• **SOURCE MATERIAL**:
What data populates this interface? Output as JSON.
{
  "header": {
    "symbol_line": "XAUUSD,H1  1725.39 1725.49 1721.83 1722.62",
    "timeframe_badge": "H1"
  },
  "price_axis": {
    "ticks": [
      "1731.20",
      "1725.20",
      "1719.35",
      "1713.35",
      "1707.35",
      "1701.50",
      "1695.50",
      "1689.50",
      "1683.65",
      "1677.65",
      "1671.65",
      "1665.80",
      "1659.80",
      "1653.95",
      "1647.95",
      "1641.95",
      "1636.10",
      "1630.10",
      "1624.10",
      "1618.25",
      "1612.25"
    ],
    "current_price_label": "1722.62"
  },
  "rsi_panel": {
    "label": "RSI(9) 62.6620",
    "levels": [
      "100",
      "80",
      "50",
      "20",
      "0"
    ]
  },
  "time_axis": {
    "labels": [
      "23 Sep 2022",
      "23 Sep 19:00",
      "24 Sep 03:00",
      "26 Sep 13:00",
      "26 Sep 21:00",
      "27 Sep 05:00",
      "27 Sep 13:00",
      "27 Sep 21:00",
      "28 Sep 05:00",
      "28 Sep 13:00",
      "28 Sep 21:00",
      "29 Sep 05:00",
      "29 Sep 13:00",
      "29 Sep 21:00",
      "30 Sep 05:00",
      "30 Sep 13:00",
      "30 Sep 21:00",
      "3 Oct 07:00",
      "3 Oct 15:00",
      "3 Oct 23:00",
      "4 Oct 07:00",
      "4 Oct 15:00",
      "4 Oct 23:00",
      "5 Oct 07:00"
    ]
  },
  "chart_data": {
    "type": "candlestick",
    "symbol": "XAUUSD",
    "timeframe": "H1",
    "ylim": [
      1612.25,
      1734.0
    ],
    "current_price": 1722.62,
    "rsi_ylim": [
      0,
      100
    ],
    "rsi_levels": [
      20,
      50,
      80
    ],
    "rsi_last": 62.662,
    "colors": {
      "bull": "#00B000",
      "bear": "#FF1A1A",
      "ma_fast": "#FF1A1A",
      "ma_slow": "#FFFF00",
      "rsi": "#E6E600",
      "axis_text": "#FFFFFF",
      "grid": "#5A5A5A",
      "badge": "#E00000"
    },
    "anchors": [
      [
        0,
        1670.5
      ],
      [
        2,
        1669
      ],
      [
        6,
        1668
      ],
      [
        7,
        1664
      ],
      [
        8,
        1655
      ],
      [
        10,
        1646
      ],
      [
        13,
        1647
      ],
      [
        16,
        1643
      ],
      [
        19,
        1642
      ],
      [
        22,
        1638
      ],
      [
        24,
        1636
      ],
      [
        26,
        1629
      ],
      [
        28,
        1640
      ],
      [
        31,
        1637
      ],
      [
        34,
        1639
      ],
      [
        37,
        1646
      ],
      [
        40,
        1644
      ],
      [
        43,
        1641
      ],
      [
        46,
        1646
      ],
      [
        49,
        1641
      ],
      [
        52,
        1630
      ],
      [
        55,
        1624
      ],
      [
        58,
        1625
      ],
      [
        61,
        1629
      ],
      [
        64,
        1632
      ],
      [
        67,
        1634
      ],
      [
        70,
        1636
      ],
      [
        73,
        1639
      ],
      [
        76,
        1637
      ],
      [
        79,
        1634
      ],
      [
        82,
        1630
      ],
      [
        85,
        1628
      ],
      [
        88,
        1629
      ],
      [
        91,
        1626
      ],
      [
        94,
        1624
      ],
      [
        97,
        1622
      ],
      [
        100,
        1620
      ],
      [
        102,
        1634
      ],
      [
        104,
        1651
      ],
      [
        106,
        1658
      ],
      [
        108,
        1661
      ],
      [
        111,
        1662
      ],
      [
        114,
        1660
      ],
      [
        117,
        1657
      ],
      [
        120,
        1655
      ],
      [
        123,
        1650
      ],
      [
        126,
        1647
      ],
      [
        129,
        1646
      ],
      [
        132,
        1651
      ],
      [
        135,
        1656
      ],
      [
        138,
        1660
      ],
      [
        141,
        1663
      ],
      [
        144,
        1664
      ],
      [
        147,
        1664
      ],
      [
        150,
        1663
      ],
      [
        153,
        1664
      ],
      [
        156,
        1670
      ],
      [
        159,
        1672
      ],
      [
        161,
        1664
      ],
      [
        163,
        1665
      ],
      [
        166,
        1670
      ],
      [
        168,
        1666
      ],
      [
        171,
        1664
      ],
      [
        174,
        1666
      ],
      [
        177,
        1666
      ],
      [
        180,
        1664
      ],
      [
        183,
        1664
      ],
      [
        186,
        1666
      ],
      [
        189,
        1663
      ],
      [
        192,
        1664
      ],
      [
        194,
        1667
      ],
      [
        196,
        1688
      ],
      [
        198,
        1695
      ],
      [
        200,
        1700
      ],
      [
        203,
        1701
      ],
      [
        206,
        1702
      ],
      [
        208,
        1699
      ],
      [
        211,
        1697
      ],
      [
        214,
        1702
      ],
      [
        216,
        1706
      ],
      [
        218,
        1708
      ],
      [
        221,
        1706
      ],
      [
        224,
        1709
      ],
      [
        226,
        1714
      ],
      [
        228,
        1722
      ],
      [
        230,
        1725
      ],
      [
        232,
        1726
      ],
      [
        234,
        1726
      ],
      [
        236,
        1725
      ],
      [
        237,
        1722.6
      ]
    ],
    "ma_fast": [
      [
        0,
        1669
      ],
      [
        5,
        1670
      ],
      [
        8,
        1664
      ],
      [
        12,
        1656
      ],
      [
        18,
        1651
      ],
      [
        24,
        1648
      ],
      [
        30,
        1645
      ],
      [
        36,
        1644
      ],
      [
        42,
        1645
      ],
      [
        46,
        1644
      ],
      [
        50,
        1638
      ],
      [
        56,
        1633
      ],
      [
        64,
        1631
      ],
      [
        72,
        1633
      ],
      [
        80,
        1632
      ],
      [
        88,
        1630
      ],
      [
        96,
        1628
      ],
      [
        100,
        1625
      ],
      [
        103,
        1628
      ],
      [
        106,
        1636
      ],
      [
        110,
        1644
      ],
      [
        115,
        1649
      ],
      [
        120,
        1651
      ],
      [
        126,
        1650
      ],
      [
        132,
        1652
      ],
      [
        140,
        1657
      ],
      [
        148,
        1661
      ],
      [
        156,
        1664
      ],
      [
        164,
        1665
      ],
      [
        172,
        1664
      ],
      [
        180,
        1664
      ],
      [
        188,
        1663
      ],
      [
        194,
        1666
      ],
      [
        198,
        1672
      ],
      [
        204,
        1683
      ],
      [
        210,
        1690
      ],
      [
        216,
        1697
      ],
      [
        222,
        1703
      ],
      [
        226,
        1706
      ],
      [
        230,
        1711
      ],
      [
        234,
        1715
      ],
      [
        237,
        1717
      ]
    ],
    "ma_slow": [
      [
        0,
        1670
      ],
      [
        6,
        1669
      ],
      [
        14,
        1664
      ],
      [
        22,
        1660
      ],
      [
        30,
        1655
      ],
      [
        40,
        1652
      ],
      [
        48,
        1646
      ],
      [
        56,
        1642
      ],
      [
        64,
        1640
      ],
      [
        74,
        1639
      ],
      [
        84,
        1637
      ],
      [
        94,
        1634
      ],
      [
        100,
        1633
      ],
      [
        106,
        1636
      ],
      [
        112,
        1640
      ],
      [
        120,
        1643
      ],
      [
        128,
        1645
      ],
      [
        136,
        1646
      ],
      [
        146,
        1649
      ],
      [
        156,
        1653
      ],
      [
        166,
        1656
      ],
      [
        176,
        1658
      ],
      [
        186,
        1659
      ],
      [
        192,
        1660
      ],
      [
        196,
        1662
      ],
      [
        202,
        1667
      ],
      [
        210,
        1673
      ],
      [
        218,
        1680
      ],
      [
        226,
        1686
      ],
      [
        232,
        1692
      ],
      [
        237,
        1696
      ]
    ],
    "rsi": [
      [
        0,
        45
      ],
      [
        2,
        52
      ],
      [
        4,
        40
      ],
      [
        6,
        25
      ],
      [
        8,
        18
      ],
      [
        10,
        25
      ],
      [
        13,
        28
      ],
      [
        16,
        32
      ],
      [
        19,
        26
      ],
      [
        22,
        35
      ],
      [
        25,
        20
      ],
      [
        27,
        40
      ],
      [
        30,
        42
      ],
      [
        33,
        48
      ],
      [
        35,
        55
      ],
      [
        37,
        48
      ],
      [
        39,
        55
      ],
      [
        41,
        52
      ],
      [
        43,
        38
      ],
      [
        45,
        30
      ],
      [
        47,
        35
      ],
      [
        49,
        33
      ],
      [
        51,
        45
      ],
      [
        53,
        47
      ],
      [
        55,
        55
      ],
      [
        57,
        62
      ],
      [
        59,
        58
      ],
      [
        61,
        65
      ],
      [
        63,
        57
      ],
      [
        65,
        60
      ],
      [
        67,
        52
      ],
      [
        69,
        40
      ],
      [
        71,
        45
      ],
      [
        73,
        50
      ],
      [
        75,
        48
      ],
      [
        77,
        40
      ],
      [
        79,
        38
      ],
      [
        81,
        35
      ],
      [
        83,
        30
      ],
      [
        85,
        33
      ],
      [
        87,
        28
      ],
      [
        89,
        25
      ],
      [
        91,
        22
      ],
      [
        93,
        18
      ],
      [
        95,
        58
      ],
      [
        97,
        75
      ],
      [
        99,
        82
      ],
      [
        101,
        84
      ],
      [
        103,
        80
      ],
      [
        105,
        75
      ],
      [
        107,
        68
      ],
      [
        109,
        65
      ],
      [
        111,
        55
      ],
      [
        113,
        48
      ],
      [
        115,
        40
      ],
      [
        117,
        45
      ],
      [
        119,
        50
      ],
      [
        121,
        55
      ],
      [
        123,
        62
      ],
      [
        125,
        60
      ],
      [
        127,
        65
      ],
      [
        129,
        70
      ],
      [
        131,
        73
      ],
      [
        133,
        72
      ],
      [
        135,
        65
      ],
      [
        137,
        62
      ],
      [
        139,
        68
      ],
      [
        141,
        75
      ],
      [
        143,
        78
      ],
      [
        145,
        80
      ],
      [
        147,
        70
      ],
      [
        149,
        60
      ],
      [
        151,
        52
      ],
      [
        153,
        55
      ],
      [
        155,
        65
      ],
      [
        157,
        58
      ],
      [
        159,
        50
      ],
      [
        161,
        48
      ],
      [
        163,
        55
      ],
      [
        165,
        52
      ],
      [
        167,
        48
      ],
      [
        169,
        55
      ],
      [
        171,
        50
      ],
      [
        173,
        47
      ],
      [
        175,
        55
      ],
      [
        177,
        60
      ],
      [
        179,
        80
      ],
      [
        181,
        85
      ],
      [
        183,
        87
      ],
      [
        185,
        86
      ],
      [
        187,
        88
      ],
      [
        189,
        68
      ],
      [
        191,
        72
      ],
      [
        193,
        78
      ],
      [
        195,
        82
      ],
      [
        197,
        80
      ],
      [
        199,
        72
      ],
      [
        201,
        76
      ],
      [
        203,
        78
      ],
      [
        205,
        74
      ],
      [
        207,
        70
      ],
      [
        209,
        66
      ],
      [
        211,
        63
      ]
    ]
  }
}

• **OBJECTIVE**: Return each line of the data that contains the string "XAUUSD".

• **SOLUTION BELOW**:
    "symbol_line": "XAUUSD,H1  1725.39 1725.49 1721.83 1722.62",
    "symbol": "XAUUSD",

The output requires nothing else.